• [Exercise prompt]: Print the listing in its entirety and exactly, leaving out images.

Figure content listings:

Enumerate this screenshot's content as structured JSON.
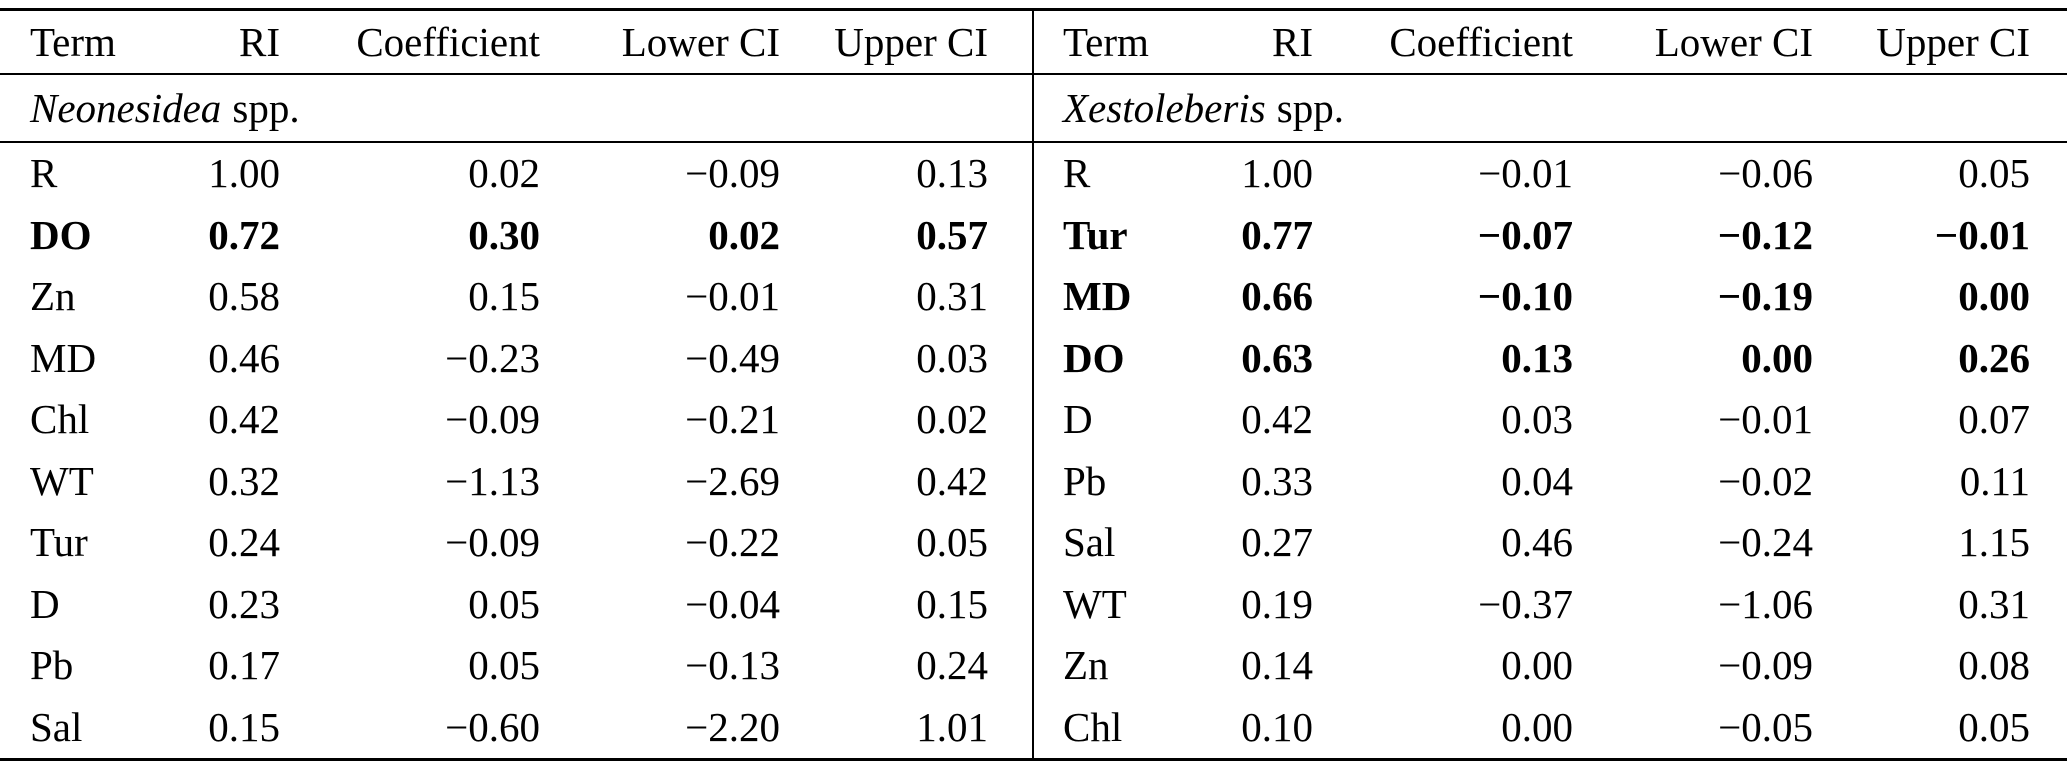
{
  "table": {
    "columns": [
      "Term",
      "RI",
      "Coefficient",
      "Lower CI",
      "Upper CI"
    ],
    "sections": [
      {
        "species": "Neonesidea",
        "species_suffix": "spp.",
        "rows": [
          {
            "term": "R",
            "ri": "1.00",
            "coef": "0.02",
            "lower": "−0.09",
            "upper": "0.13",
            "bold": false
          },
          {
            "term": "DO",
            "ri": "0.72",
            "coef": "0.30",
            "lower": "0.02",
            "upper": "0.57",
            "bold": true
          },
          {
            "term": "Zn",
            "ri": "0.58",
            "coef": "0.15",
            "lower": "−0.01",
            "upper": "0.31",
            "bold": false
          },
          {
            "term": "MD",
            "ri": "0.46",
            "coef": "−0.23",
            "lower": "−0.49",
            "upper": "0.03",
            "bold": false
          },
          {
            "term": "Chl",
            "ri": "0.42",
            "coef": "−0.09",
            "lower": "−0.21",
            "upper": "0.02",
            "bold": false
          },
          {
            "term": "WT",
            "ri": "0.32",
            "coef": "−1.13",
            "lower": "−2.69",
            "upper": "0.42",
            "bold": false
          },
          {
            "term": "Tur",
            "ri": "0.24",
            "coef": "−0.09",
            "lower": "−0.22",
            "upper": "0.05",
            "bold": false
          },
          {
            "term": "D",
            "ri": "0.23",
            "coef": "0.05",
            "lower": "−0.04",
            "upper": "0.15",
            "bold": false
          },
          {
            "term": "Pb",
            "ri": "0.17",
            "coef": "0.05",
            "lower": "−0.13",
            "upper": "0.24",
            "bold": false
          },
          {
            "term": "Sal",
            "ri": "0.15",
            "coef": "−0.60",
            "lower": "−2.20",
            "upper": "1.01",
            "bold": false
          }
        ]
      },
      {
        "species": "Xestoleberis",
        "species_suffix": "spp.",
        "rows": [
          {
            "term": "R",
            "ri": "1.00",
            "coef": "−0.01",
            "lower": "−0.06",
            "upper": "0.05",
            "bold": false
          },
          {
            "term": "Tur",
            "ri": "0.77",
            "coef": "−0.07",
            "lower": "−0.12",
            "upper": "−0.01",
            "bold": true
          },
          {
            "term": "MD",
            "ri": "0.66",
            "coef": "−0.10",
            "lower": "−0.19",
            "upper": "0.00",
            "bold": true
          },
          {
            "term": "DO",
            "ri": "0.63",
            "coef": "0.13",
            "lower": "0.00",
            "upper": "0.26",
            "bold": true
          },
          {
            "term": "D",
            "ri": "0.42",
            "coef": "0.03",
            "lower": "−0.01",
            "upper": "0.07",
            "bold": false
          },
          {
            "term": "Pb",
            "ri": "0.33",
            "coef": "0.04",
            "lower": "−0.02",
            "upper": "0.11",
            "bold": false
          },
          {
            "term": "Sal",
            "ri": "0.27",
            "coef": "0.46",
            "lower": "−0.24",
            "upper": "1.15",
            "bold": false
          },
          {
            "term": "WT",
            "ri": "0.19",
            "coef": "−0.37",
            "lower": "−1.06",
            "upper": "0.31",
            "bold": false
          },
          {
            "term": "Zn",
            "ri": "0.14",
            "coef": "0.00",
            "lower": "−0.09",
            "upper": "0.08",
            "bold": false
          },
          {
            "term": "Chl",
            "ri": "0.10",
            "coef": "0.00",
            "lower": "−0.05",
            "upper": "0.05",
            "bold": false
          }
        ]
      }
    ]
  }
}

• [The answer]:
Enumerate this screenshot's content as structured JSON.
{
  "table": {
    "columns": [
      "Term",
      "RI",
      "Coefficient",
      "Lower CI",
      "Upper CI"
    ],
    "sections": [
      {
        "species": "Neonesidea",
        "species_suffix": "spp.",
        "rows": [
          {
            "term": "R",
            "ri": "1.00",
            "coef": "0.02",
            "lower": "−0.09",
            "upper": "0.13",
            "bold": false
          },
          {
            "term": "DO",
            "ri": "0.72",
            "coef": "0.30",
            "lower": "0.02",
            "upper": "0.57",
            "bold": true
          },
          {
            "term": "Zn",
            "ri": "0.58",
            "coef": "0.15",
            "lower": "−0.01",
            "upper": "0.31",
            "bold": false
          },
          {
            "term": "MD",
            "ri": "0.46",
            "coef": "−0.23",
            "lower": "−0.49",
            "upper": "0.03",
            "bold": false
          },
          {
            "term": "Chl",
            "ri": "0.42",
            "coef": "−0.09",
            "lower": "−0.21",
            "upper": "0.02",
            "bold": false
          },
          {
            "term": "WT",
            "ri": "0.32",
            "coef": "−1.13",
            "lower": "−2.69",
            "upper": "0.42",
            "bold": false
          },
          {
            "term": "Tur",
            "ri": "0.24",
            "coef": "−0.09",
            "lower": "−0.22",
            "upper": "0.05",
            "bold": false
          },
          {
            "term": "D",
            "ri": "0.23",
            "coef": "0.05",
            "lower": "−0.04",
            "upper": "0.15",
            "bold": false
          },
          {
            "term": "Pb",
            "ri": "0.17",
            "coef": "0.05",
            "lower": "−0.13",
            "upper": "0.24",
            "bold": false
          },
          {
            "term": "Sal",
            "ri": "0.15",
            "coef": "−0.60",
            "lower": "−2.20",
            "upper": "1.01",
            "bold": false
          }
        ]
      },
      {
        "species": "Xestoleberis",
        "species_suffix": "spp.",
        "rows": [
          {
            "term": "R",
            "ri": "1.00",
            "coef": "−0.01",
            "lower": "−0.06",
            "upper": "0.05",
            "bold": false
          },
          {
            "term": "Tur",
            "ri": "0.77",
            "coef": "−0.07",
            "lower": "−0.12",
            "upper": "−0.01",
            "bold": true
          },
          {
            "term": "MD",
            "ri": "0.66",
            "coef": "−0.10",
            "lower": "−0.19",
            "upper": "0.00",
            "bold": true
          },
          {
            "term": "DO",
            "ri": "0.63",
            "coef": "0.13",
            "lower": "0.00",
            "upper": "0.26",
            "bold": true
          },
          {
            "term": "D",
            "ri": "0.42",
            "coef": "0.03",
            "lower": "−0.01",
            "upper": "0.07",
            "bold": false
          },
          {
            "term": "Pb",
            "ri": "0.33",
            "coef": "0.04",
            "lower": "−0.02",
            "upper": "0.11",
            "bold": false
          },
          {
            "term": "Sal",
            "ri": "0.27",
            "coef": "0.46",
            "lower": "−0.24",
            "upper": "1.15",
            "bold": false
          },
          {
            "term": "WT",
            "ri": "0.19",
            "coef": "−0.37",
            "lower": "−1.06",
            "upper": "0.31",
            "bold": false
          },
          {
            "term": "Zn",
            "ri": "0.14",
            "coef": "0.00",
            "lower": "−0.09",
            "upper": "0.08",
            "bold": false
          },
          {
            "term": "Chl",
            "ri": "0.10",
            "coef": "0.00",
            "lower": "−0.05",
            "upper": "0.05",
            "bold": false
          }
        ]
      }
    ]
  }
}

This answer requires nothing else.